From the profile of János Lukács below, list every player named as his teammate on FC Bihor's golden team.

++++ Study text ++++

Personal information
- Date of birth: 1 November 1946
- Place of birth: Tileagd, Romania
- Date of death: 6 March 2016 (aged 69)
- Place of death: Oradea, Romania
- Height: 1.83 m (6 ft 0 in)
- Position: Defender

Youth career
- 1961–1964: Forestierul Tileagd

Senior career*
- Years: Team / Apps / (Gls)
- 1964–1965: Forestierul Tileagd
- 1965–1978: Bihor Oradea / 247 / (8)
- Total:  / 247 / (8)

= János Lukács =

Romanian professional footballer

János Lukács (also known as Ioan Lucaci; 1 November 1946 – 6 March 2016) was a Romanian professional footballer. Lukács grew up in his hometown at the local side, Forestierul Tileagd, then in 1965 moved to Divizia A club Crișul Oradea, for which he made its debut in the top-flight.

Lukács played in 145 top-flight matches and scored 3 goals in the "red-white-blues" kits of FC Bihor (as Crișul was renamed in 1972). During the 1960s and 1970s, he was considered one of the most powerful defenders in the Romanian league and was part of the FC Bihor's golden team, together with players such as: Attila Kun, Árpád Szűcs, Paul Popovici, Cornel Georgescu, Nicolae Florescu, Alexandru Nagy, Cornel Lupău or Alexandru Gergely, among many others.

++++ Available data ++++

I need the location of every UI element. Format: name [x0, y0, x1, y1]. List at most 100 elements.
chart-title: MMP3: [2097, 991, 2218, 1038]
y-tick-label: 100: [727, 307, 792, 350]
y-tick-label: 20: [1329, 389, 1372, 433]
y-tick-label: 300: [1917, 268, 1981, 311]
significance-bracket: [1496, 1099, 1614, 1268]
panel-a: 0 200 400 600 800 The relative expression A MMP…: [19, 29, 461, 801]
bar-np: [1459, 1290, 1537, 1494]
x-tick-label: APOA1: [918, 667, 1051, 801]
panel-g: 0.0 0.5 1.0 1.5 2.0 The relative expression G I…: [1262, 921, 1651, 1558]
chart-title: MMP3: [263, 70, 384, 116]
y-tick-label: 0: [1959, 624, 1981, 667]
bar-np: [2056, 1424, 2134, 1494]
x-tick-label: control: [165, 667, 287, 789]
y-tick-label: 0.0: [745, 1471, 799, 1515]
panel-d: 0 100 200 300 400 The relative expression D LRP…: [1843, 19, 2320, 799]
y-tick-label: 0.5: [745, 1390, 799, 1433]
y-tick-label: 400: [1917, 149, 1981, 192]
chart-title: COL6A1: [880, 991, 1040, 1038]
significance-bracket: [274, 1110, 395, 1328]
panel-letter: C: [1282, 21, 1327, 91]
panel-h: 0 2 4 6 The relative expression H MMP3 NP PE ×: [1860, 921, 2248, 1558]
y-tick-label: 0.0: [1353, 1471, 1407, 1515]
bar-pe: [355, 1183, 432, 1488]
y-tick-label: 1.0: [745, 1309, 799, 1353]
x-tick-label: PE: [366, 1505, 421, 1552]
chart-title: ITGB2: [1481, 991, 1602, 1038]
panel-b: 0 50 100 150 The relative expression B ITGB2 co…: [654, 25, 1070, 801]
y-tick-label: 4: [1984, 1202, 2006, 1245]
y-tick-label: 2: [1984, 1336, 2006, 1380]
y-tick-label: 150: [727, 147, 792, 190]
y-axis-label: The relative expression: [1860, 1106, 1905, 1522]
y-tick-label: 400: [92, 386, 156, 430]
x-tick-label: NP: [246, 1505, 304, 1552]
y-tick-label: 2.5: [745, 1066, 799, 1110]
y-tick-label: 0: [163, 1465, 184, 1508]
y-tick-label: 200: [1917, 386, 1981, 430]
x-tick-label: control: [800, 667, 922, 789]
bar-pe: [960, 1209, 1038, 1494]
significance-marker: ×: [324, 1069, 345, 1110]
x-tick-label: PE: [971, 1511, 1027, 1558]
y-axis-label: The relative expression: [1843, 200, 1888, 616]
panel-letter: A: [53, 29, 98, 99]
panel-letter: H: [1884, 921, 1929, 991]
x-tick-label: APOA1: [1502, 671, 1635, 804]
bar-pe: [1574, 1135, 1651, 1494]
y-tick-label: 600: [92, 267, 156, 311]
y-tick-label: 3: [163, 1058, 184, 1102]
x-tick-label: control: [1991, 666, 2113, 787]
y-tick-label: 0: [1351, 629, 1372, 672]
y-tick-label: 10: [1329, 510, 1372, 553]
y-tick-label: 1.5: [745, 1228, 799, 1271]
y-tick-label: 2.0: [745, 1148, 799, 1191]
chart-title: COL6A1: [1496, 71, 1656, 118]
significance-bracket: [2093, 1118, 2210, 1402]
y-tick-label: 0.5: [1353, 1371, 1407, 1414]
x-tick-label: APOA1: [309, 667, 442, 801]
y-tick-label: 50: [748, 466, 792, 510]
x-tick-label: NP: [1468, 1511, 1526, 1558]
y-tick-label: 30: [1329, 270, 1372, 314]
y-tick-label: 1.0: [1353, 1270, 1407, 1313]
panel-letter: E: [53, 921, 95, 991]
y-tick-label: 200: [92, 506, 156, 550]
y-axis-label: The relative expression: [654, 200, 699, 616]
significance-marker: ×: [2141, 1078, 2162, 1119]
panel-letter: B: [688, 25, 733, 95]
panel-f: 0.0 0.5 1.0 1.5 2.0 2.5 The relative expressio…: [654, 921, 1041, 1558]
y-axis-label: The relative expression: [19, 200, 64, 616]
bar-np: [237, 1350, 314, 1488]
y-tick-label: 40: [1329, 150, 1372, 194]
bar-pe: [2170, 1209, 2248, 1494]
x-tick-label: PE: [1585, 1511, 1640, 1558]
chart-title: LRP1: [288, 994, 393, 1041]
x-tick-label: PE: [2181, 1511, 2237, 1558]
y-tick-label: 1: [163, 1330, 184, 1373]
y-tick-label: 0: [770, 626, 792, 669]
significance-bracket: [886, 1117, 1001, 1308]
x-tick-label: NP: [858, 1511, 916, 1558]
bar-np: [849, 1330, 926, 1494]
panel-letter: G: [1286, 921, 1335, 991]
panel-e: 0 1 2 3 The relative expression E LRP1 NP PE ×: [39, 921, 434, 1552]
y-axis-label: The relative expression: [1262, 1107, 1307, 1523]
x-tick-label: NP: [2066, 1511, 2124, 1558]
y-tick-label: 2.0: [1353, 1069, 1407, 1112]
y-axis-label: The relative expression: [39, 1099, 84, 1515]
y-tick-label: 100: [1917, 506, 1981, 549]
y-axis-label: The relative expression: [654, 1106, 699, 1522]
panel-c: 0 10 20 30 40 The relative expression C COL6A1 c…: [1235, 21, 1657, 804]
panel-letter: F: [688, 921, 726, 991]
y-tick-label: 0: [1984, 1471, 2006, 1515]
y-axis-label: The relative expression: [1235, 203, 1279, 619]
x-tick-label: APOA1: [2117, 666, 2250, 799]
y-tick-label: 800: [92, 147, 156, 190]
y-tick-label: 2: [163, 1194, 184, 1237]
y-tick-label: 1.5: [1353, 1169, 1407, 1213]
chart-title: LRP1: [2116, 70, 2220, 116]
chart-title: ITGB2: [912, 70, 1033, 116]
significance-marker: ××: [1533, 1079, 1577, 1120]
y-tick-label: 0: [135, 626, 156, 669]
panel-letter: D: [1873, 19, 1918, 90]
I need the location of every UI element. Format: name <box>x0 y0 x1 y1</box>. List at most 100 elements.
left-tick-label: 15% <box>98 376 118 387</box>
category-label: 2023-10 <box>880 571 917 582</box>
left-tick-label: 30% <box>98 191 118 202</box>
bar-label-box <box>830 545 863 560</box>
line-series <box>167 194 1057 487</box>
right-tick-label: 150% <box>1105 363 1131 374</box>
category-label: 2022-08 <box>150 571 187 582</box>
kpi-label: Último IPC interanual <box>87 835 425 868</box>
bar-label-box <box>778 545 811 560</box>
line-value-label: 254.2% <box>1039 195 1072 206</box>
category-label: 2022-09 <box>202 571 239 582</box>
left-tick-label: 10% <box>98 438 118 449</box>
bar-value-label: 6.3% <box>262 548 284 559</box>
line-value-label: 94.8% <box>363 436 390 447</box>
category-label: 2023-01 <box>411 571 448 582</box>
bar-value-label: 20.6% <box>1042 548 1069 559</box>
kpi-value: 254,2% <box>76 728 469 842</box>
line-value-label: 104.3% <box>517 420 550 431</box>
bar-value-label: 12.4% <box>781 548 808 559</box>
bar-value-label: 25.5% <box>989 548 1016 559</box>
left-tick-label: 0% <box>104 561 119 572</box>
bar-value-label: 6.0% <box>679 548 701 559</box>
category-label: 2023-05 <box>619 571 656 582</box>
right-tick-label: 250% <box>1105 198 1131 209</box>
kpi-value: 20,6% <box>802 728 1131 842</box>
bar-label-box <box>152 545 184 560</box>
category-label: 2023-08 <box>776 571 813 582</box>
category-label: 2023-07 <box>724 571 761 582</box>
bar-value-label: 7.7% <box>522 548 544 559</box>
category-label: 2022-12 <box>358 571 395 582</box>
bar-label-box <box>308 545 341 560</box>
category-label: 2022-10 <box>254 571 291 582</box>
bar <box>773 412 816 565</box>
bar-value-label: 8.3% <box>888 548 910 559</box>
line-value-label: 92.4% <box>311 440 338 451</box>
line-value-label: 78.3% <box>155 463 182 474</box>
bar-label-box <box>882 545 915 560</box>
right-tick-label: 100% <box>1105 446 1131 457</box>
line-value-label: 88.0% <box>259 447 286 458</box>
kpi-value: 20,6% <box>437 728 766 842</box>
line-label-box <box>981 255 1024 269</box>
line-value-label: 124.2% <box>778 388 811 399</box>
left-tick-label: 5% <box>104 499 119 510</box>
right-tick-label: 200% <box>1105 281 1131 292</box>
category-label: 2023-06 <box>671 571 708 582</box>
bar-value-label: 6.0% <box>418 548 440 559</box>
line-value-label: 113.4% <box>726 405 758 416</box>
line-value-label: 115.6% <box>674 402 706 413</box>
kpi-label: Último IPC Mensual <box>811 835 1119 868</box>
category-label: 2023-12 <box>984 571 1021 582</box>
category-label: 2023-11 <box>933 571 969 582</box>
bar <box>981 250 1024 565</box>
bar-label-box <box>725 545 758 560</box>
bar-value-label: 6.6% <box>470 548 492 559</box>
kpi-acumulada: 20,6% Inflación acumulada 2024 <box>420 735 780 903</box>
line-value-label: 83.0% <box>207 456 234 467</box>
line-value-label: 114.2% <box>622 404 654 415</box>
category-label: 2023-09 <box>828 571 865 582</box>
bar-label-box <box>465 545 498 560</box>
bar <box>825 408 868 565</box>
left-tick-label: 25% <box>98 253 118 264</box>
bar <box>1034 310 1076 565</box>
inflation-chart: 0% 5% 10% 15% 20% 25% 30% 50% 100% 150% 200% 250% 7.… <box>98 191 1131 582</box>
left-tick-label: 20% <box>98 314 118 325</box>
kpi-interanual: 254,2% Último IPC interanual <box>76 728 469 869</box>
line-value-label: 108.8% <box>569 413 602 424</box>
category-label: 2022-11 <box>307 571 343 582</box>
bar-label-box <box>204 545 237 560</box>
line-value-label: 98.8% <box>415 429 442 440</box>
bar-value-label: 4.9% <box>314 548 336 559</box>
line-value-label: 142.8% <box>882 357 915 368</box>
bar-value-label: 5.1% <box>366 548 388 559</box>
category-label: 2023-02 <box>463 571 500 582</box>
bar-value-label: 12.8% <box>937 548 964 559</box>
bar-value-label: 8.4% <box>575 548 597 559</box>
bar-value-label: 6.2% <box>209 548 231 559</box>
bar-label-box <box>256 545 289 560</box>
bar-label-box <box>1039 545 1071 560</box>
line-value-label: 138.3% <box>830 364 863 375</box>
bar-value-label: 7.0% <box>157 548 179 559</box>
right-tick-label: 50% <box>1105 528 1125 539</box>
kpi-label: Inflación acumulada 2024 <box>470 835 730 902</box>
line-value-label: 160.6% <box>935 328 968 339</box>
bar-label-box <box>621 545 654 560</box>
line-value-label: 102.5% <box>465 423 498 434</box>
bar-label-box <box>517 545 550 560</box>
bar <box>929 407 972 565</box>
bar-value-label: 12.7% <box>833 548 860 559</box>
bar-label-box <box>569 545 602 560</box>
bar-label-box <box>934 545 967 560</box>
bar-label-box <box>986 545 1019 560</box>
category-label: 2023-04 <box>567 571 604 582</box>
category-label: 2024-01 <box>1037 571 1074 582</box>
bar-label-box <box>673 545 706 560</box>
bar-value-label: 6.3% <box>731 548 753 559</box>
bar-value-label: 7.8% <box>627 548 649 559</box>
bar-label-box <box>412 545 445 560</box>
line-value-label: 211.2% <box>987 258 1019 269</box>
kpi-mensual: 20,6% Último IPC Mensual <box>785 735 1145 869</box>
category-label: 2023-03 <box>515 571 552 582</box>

++++

» **Your solution**
Attila Kun, Árpád Szűcs, Paul Popovici, Cornel Georgescu, Nicolae Florescu, Alexandru Nagy, Cornel Lupău, Alexandru Gergely